> DIRECTIONS FOR THIS TASK
Set down the full listing exactly as given. Any pictures are to be left out.

> RECORDED INFORMATION
· · · ·

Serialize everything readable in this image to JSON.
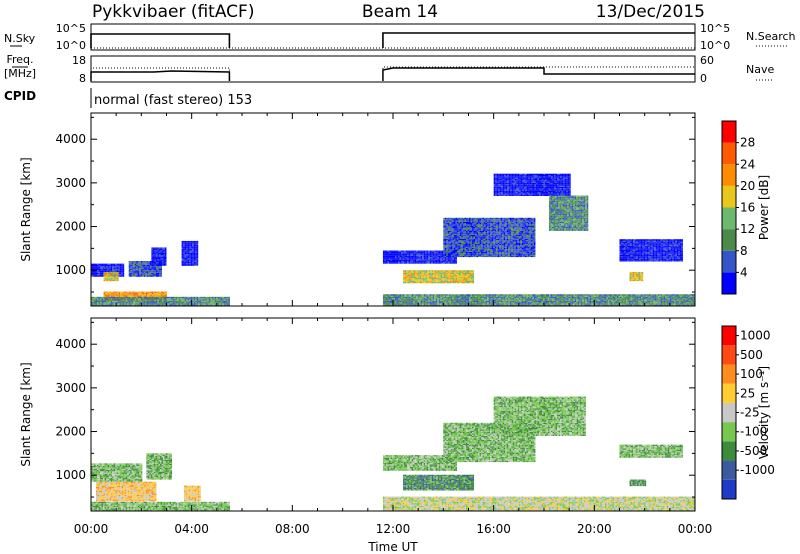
{
  "header": {
    "title": "Pykkvibaer (fitACF)",
    "beam": "Beam 14",
    "date": "13/Dec/2015"
  },
  "nsky_panel": {
    "label": "N.Sky",
    "ticks": [
      "10^5",
      "10^0"
    ],
    "right_label": "N.Search",
    "right_ticks": [
      "10^5",
      "10^0"
    ]
  },
  "freq_panel": {
    "label_line1": "Freq.",
    "label_line2": "[MHz]",
    "ticks": [
      "18",
      "8"
    ],
    "right_label": "Nave",
    "right_ticks": [
      "60",
      "0"
    ]
  },
  "cpid": {
    "label": "CPID",
    "value": "normal (fast stereo) 153"
  },
  "time_axis": {
    "label": "Time UT",
    "ticks": [
      "00:00",
      "04:00",
      "08:00",
      "12:00",
      "16:00",
      "20:00",
      "00:00"
    ]
  },
  "chart_data": [
    {
      "type": "heatmap",
      "name": "power",
      "ylabel": "Slant Range [km]",
      "yticks": [
        1000,
        2000,
        3000,
        4000
      ],
      "ylim": [
        180,
        4600
      ],
      "xlim_hours": [
        0,
        24
      ],
      "colorbar": {
        "label": "Power [dB]",
        "ticks": [
          "4",
          "8",
          "12",
          "16",
          "20",
          "24",
          "28"
        ],
        "colors": [
          "#0000ff",
          "#3355c8",
          "#4c8a4c",
          "#6cb86c",
          "#e8c81c",
          "#ff8c00",
          "#ff5a00",
          "#ff0000"
        ]
      },
      "regions": [
        {
          "t0": 0.0,
          "t1": 1.3,
          "r0": 850,
          "r1": 1150,
          "level": 1
        },
        {
          "t0": 0.5,
          "t1": 1.1,
          "r0": 750,
          "r1": 950,
          "level": 5
        },
        {
          "t0": 1.5,
          "t1": 2.8,
          "r0": 850,
          "r1": 1200,
          "level": 2
        },
        {
          "t0": 2.4,
          "t1": 3.0,
          "r0": 1100,
          "r1": 1500,
          "level": 1
        },
        {
          "t0": 3.6,
          "t1": 4.2,
          "r0": 1100,
          "r1": 1650,
          "level": 1
        },
        {
          "t0": 0.5,
          "t1": 3.0,
          "r0": 300,
          "r1": 500,
          "level": 6
        },
        {
          "t0": 0.0,
          "t1": 5.5,
          "r0": 180,
          "r1": 380,
          "level": 3
        },
        {
          "t0": 11.6,
          "t1": 14.5,
          "r0": 1150,
          "r1": 1450,
          "level": 1
        },
        {
          "t0": 12.4,
          "t1": 15.2,
          "r0": 700,
          "r1": 1000,
          "level": 5
        },
        {
          "t0": 14.0,
          "t1": 17.6,
          "r0": 1300,
          "r1": 2200,
          "level": 2
        },
        {
          "t0": 16.0,
          "t1": 19.0,
          "r0": 2700,
          "r1": 3200,
          "level": 1
        },
        {
          "t0": 18.2,
          "t1": 19.7,
          "r0": 1900,
          "r1": 2700,
          "level": 3
        },
        {
          "t0": 21.0,
          "t1": 23.5,
          "r0": 1200,
          "r1": 1700,
          "level": 1
        },
        {
          "t0": 21.4,
          "t1": 21.9,
          "r0": 750,
          "r1": 950,
          "level": 5
        },
        {
          "t0": 11.6,
          "t1": 24.0,
          "r0": 180,
          "r1": 450,
          "level": 3
        }
      ]
    },
    {
      "type": "heatmap",
      "name": "velocity",
      "ylabel": "Slant Range [km]",
      "yticks": [
        1000,
        2000,
        3000,
        4000
      ],
      "ylim": [
        180,
        4600
      ],
      "xlim_hours": [
        0,
        24
      ],
      "colorbar": {
        "label": "Velocity [m s⁻¹]",
        "ticks": [
          "1000",
          "500",
          "100",
          "25",
          "-25",
          "-100",
          "-500",
          "-1000"
        ],
        "colors": [
          "#1e3cc8",
          "#3c5aa0",
          "#3c8c3c",
          "#78c850",
          "#c8c8c8",
          "#ffcc32",
          "#ff8c1e",
          "#ff4a14",
          "#ff0000"
        ]
      },
      "regions": [
        {
          "t0": 0.0,
          "t1": 2.0,
          "r0": 850,
          "r1": 1250,
          "level": 4
        },
        {
          "t0": 0.2,
          "t1": 2.6,
          "r0": 400,
          "r1": 850,
          "level": 6
        },
        {
          "t0": 2.2,
          "t1": 3.2,
          "r0": 900,
          "r1": 1500,
          "level": 4
        },
        {
          "t0": 3.7,
          "t1": 4.3,
          "r0": 400,
          "r1": 750,
          "level": 6
        },
        {
          "t0": 0.0,
          "t1": 5.5,
          "r0": 180,
          "r1": 380,
          "level": 4
        },
        {
          "t0": 11.6,
          "t1": 14.5,
          "r0": 1100,
          "r1": 1450,
          "level": 4
        },
        {
          "t0": 12.4,
          "t1": 15.2,
          "r0": 650,
          "r1": 1000,
          "level": 3
        },
        {
          "t0": 14.0,
          "t1": 17.6,
          "r0": 1300,
          "r1": 2200,
          "level": 4
        },
        {
          "t0": 16.0,
          "t1": 19.6,
          "r0": 1900,
          "r1": 2800,
          "level": 4
        },
        {
          "t0": 21.0,
          "t1": 23.5,
          "r0": 1400,
          "r1": 1700,
          "level": 4
        },
        {
          "t0": 21.4,
          "t1": 22.0,
          "r0": 750,
          "r1": 900,
          "level": 3
        },
        {
          "t0": 11.6,
          "t1": 24.0,
          "r0": 180,
          "r1": 500,
          "level": 5
        }
      ]
    }
  ]
}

· · · ·

> IN RESPONSE
Serialize everything readable in this image to JSON.
{
  "header": {
    "title": "Pykkvibaer (fitACF)",
    "beam": "Beam 14",
    "date": "13/Dec/2015"
  },
  "nsky_panel": {
    "label": "N.Sky",
    "ticks": [
      "10^5",
      "10^0"
    ],
    "right_label": "N.Search",
    "right_ticks": [
      "10^5",
      "10^0"
    ]
  },
  "freq_panel": {
    "label_line1": "Freq.",
    "label_line2": "[MHz]",
    "ticks": [
      "18",
      "8"
    ],
    "right_label": "Nave",
    "right_ticks": [
      "60",
      "0"
    ]
  },
  "cpid": {
    "label": "CPID",
    "value": "normal (fast stereo) 153"
  },
  "time_axis": {
    "label": "Time UT",
    "ticks": [
      "00:00",
      "04:00",
      "08:00",
      "12:00",
      "16:00",
      "20:00",
      "00:00"
    ]
  },
  "chart_data": [
    {
      "type": "heatmap",
      "name": "power",
      "ylabel": "Slant Range [km]",
      "yticks": [
        1000,
        2000,
        3000,
        4000
      ],
      "ylim": [
        180,
        4600
      ],
      "xlim_hours": [
        0,
        24
      ],
      "colorbar": {
        "label": "Power [dB]",
        "ticks": [
          "4",
          "8",
          "12",
          "16",
          "20",
          "24",
          "28"
        ],
        "colors": [
          "#0000ff",
          "#3355c8",
          "#4c8a4c",
          "#6cb86c",
          "#e8c81c",
          "#ff8c00",
          "#ff5a00",
          "#ff0000"
        ]
      },
      "regions": [
        {
          "t0": 0.0,
          "t1": 1.3,
          "r0": 850,
          "r1": 1150,
          "level": 1
        },
        {
          "t0": 0.5,
          "t1": 1.1,
          "r0": 750,
          "r1": 950,
          "level": 5
        },
        {
          "t0": 1.5,
          "t1": 2.8,
          "r0": 850,
          "r1": 1200,
          "level": 2
        },
        {
          "t0": 2.4,
          "t1": 3.0,
          "r0": 1100,
          "r1": 1500,
          "level": 1
        },
        {
          "t0": 3.6,
          "t1": 4.2,
          "r0": 1100,
          "r1": 1650,
          "level": 1
        },
        {
          "t0": 0.5,
          "t1": 3.0,
          "r0": 300,
          "r1": 500,
          "level": 6
        },
        {
          "t0": 0.0,
          "t1": 5.5,
          "r0": 180,
          "r1": 380,
          "level": 3
        },
        {
          "t0": 11.6,
          "t1": 14.5,
          "r0": 1150,
          "r1": 1450,
          "level": 1
        },
        {
          "t0": 12.4,
          "t1": 15.2,
          "r0": 700,
          "r1": 1000,
          "level": 5
        },
        {
          "t0": 14.0,
          "t1": 17.6,
          "r0": 1300,
          "r1": 2200,
          "level": 2
        },
        {
          "t0": 16.0,
          "t1": 19.0,
          "r0": 2700,
          "r1": 3200,
          "level": 1
        },
        {
          "t0": 18.2,
          "t1": 19.7,
          "r0": 1900,
          "r1": 2700,
          "level": 3
        },
        {
          "t0": 21.0,
          "t1": 23.5,
          "r0": 1200,
          "r1": 1700,
          "level": 1
        },
        {
          "t0": 21.4,
          "t1": 21.9,
          "r0": 750,
          "r1": 950,
          "level": 5
        },
        {
          "t0": 11.6,
          "t1": 24.0,
          "r0": 180,
          "r1": 450,
          "level": 3
        }
      ]
    },
    {
      "type": "heatmap",
      "name": "velocity",
      "ylabel": "Slant Range [km]",
      "yticks": [
        1000,
        2000,
        3000,
        4000
      ],
      "ylim": [
        180,
        4600
      ],
      "xlim_hours": [
        0,
        24
      ],
      "colorbar": {
        "label": "Velocity [m s⁻¹]",
        "ticks": [
          "1000",
          "500",
          "100",
          "25",
          "-25",
          "-100",
          "-500",
          "-1000"
        ],
        "colors": [
          "#1e3cc8",
          "#3c5aa0",
          "#3c8c3c",
          "#78c850",
          "#c8c8c8",
          "#ffcc32",
          "#ff8c1e",
          "#ff4a14",
          "#ff0000"
        ]
      },
      "regions": [
        {
          "t0": 0.0,
          "t1": 2.0,
          "r0": 850,
          "r1": 1250,
          "level": 4
        },
        {
          "t0": 0.2,
          "t1": 2.6,
          "r0": 400,
          "r1": 850,
          "level": 6
        },
        {
          "t0": 2.2,
          "t1": 3.2,
          "r0": 900,
          "r1": 1500,
          "level": 4
        },
        {
          "t0": 3.7,
          "t1": 4.3,
          "r0": 400,
          "r1": 750,
          "level": 6
        },
        {
          "t0": 0.0,
          "t1": 5.5,
          "r0": 180,
          "r1": 380,
          "level": 4
        },
        {
          "t0": 11.6,
          "t1": 14.5,
          "r0": 1100,
          "r1": 1450,
          "level": 4
        },
        {
          "t0": 12.4,
          "t1": 15.2,
          "r0": 650,
          "r1": 1000,
          "level": 3
        },
        {
          "t0": 14.0,
          "t1": 17.6,
          "r0": 1300,
          "r1": 2200,
          "level": 4
        },
        {
          "t0": 16.0,
          "t1": 19.6,
          "r0": 1900,
          "r1": 2800,
          "level": 4
        },
        {
          "t0": 21.0,
          "t1": 23.5,
          "r0": 1400,
          "r1": 1700,
          "level": 4
        },
        {
          "t0": 21.4,
          "t1": 22.0,
          "r0": 750,
          "r1": 900,
          "level": 3
        },
        {
          "t0": 11.6,
          "t1": 24.0,
          "r0": 180,
          "r1": 500,
          "level": 5
        }
      ]
    }
  ]
}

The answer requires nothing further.